• ROWS:
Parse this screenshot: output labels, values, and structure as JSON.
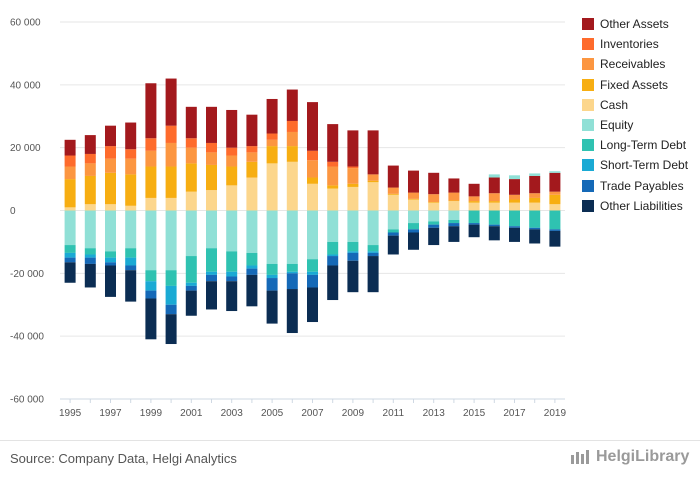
{
  "chart_data": {
    "type": "bar",
    "stacked": true,
    "categories": [
      "1995",
      "1996",
      "1997",
      "1998",
      "1999",
      "2000",
      "2001",
      "2002",
      "2003",
      "2004",
      "2005",
      "2006",
      "2007",
      "2008",
      "2009",
      "2010",
      "2011",
      "2012",
      "2013",
      "2014",
      "2015",
      "2016",
      "2017",
      "2018",
      "2019"
    ],
    "x_tick_labels": [
      "1995",
      "1997",
      "1999",
      "2001",
      "2003",
      "2005",
      "2007",
      "2009",
      "2011",
      "2013",
      "2015",
      "2017",
      "2019"
    ],
    "y_ticks": [
      60000,
      40000,
      20000,
      0,
      -20000,
      -40000,
      -60000
    ],
    "y_tick_labels": [
      "60 000",
      "40 000",
      "20 000",
      "0",
      "-20 000",
      "-40 000",
      "-60 000"
    ],
    "ylim": [
      -60000,
      60000
    ],
    "positive_series": [
      {
        "name": "Cash",
        "color": "#fcd68c",
        "values": [
          1000,
          2000,
          2000,
          1500,
          4000,
          4000,
          6000,
          6500,
          8000,
          10500,
          15000,
          15500,
          8500,
          7000,
          7500,
          9000,
          5000,
          3500,
          2500,
          3000,
          2500,
          2500,
          2500,
          2500,
          2000
        ]
      },
      {
        "name": "Fixed Assets",
        "color": "#f7ae12",
        "values": [
          9000,
          9000,
          10000,
          10000,
          10000,
          10000,
          9000,
          8000,
          6000,
          5000,
          5500,
          5000,
          2000,
          1000,
          1000,
          500,
          300,
          200,
          200,
          200,
          500,
          500,
          1000,
          1500,
          3000
        ]
      },
      {
        "name": "Receivables",
        "color": "#fc9641",
        "values": [
          4000,
          4000,
          4500,
          5000,
          5000,
          7500,
          5000,
          4000,
          3500,
          3000,
          2000,
          4500,
          5500,
          6000,
          5000,
          2000,
          2000,
          2000,
          2500,
          2500,
          1500,
          2500,
          1500,
          1500,
          1000
        ]
      },
      {
        "name": "Inventories",
        "color": "#fe6b2c",
        "values": [
          3500,
          3000,
          4000,
          3000,
          4000,
          5500,
          3000,
          3000,
          2500,
          2000,
          2000,
          3500,
          3000,
          1500,
          500,
          0,
          0,
          0,
          0,
          0,
          0,
          0,
          0,
          0,
          0
        ]
      },
      {
        "name": "Other Assets",
        "color": "#a3191d",
        "values": [
          5000,
          6000,
          6500,
          8500,
          17500,
          15000,
          10000,
          11500,
          12000,
          10000,
          11000,
          10000,
          15500,
          12000,
          11500,
          14000,
          7000,
          7000,
          6800,
          4500,
          4000,
          5000,
          5000,
          5500,
          6000
        ]
      },
      {
        "name": "Equity",
        "color": "#90e0d6",
        "values": [
          0,
          0,
          0,
          0,
          0,
          0,
          0,
          0,
          0,
          0,
          0,
          0,
          0,
          0,
          0,
          0,
          0,
          0,
          0,
          0,
          0,
          1000,
          1200,
          800,
          500
        ]
      }
    ],
    "negative_series": [
      {
        "name": "Equity",
        "color": "#90e0d6",
        "values": [
          11000,
          12000,
          13000,
          12000,
          19000,
          19000,
          14500,
          12000,
          13000,
          13500,
          17000,
          17000,
          15500,
          10000,
          10000,
          11000,
          6000,
          4000,
          3500,
          3000,
          0,
          0,
          0,
          0,
          0
        ]
      },
      {
        "name": "Long-Term Debt",
        "color": "#2fc2b1",
        "values": [
          2500,
          2000,
          2000,
          3000,
          3500,
          5000,
          8500,
          7500,
          6500,
          4000,
          3500,
          2500,
          4000,
          4000,
          3000,
          2000,
          1000,
          2000,
          1000,
          1000,
          4000,
          4500,
          5000,
          5500,
          6000
        ]
      },
      {
        "name": "Short-Term Debt",
        "color": "#1aaad4",
        "values": [
          1500,
          1000,
          1500,
          2500,
          3000,
          6000,
          1000,
          1000,
          1500,
          1000,
          1000,
          500,
          1000,
          500,
          500,
          500,
          0,
          0,
          0,
          0,
          0,
          0,
          0,
          0,
          0
        ]
      },
      {
        "name": "Trade Payables",
        "color": "#1569b7",
        "values": [
          1500,
          2000,
          1000,
          1500,
          2500,
          3000,
          1500,
          2000,
          1500,
          2000,
          4000,
          5000,
          4000,
          3000,
          2500,
          1000,
          1000,
          1000,
          1000,
          1000,
          500,
          500,
          500,
          500,
          500
        ]
      },
      {
        "name": "Other Liabilities",
        "color": "#0b2d53",
        "values": [
          6500,
          7500,
          10000,
          10000,
          13000,
          9500,
          8000,
          9000,
          9500,
          10000,
          10500,
          14000,
          11000,
          11000,
          10000,
          11500,
          6000,
          5500,
          5500,
          5000,
          4000,
          4500,
          4500,
          4500,
          5000
        ]
      }
    ],
    "legend": [
      "Other Assets",
      "Inventories",
      "Receivables",
      "Fixed Assets",
      "Cash",
      "Equity",
      "Long-Term Debt",
      "Short-Term Debt",
      "Trade Payables",
      "Other Liabilities"
    ],
    "legend_colors": [
      "#a3191d",
      "#fe6b2c",
      "#fc9641",
      "#f7ae12",
      "#fcd68c",
      "#90e0d6",
      "#2fc2b1",
      "#1aaad4",
      "#1569b7",
      "#0b2d53"
    ],
    "legend_position": "right",
    "grid": true
  },
  "footer": {
    "source": "Source: Company Data, Helgi Analytics",
    "logo_text": "HelgiLibrary"
  }
}
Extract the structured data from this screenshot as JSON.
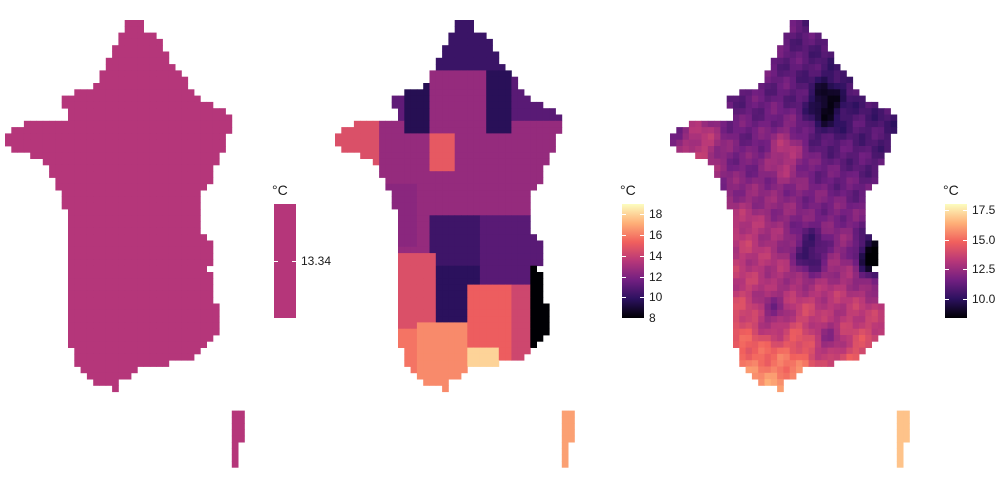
{
  "panels": [
    {
      "id": "uniform",
      "legend": {
        "title": "°C",
        "min": 13.34,
        "max": 13.34,
        "ticks": [
          13.34
        ],
        "tick_labels": [
          "13.34"
        ],
        "scale": "single-value"
      }
    },
    {
      "id": "regional",
      "legend": {
        "title": "°C",
        "min": 8,
        "max": 19,
        "ticks": [
          8,
          10,
          12,
          14,
          16,
          18
        ],
        "tick_labels": [
          "8",
          "10",
          "12",
          "14",
          "16",
          "18"
        ],
        "scale": "continuous"
      }
    },
    {
      "id": "gridded",
      "legend": {
        "title": "°C",
        "min": 8.4,
        "max": 18.0,
        "ticks": [
          10.0,
          12.5,
          15.0,
          17.5
        ],
        "tick_labels": [
          "10.0",
          "12.5",
          "15.0",
          "17.5"
        ],
        "scale": "continuous"
      }
    }
  ],
  "colormap": {
    "name": "magma",
    "stops": [
      "#000004",
      "#2c115f",
      "#721f81",
      "#b73779",
      "#f1605d",
      "#feb078",
      "#fcfdbf"
    ],
    "uniform_fill": "#b5367a"
  }
}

• AIM: Look through the entries and return every line where "Trade" appears.

• REPLY:
        "name": "Trade Payables",
      "Trade Payables",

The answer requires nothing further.